> [Short exercise] According to the forum reply, what concern do site-owners raise about rich data markup, and what reason do they give for it?

> [Selection]
Re: Ease of adoption

This is excellent - of course, book publishers just don't think this way.
Thank you for this!!!

On 7/29/13 1:12 PM, "Martin Hepp" <martin.hepp@ebusiness-unibw.org> wrote:

>Hi Dawson:
>
>I also have a common reply to the concern raised by site-owners that rich
>data markup makes it easier for your competitors to abuse your content.
>
>"But schema.org will make it easy for my competitors to harvest my
>prices, product descriptions, or dealer network information!"

> [Dataset content]
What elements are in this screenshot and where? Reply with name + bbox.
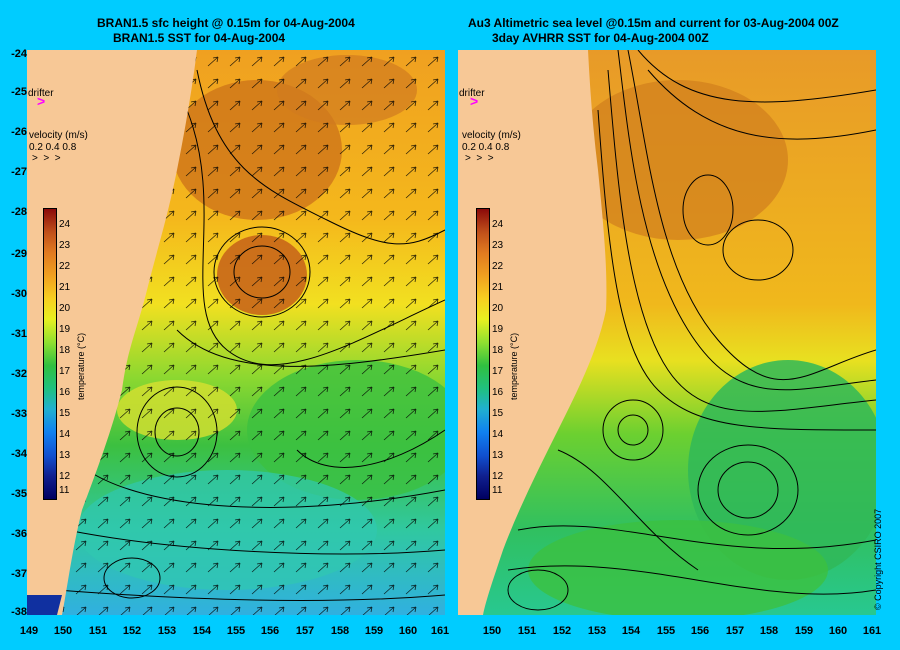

> [Written answer] Site-owners worry that rich data markup makes it easier for their competitors to abuse their content. Their reason is that schema.org would make it easy for competitors to harvest their prices, product descriptions, or dealer network information.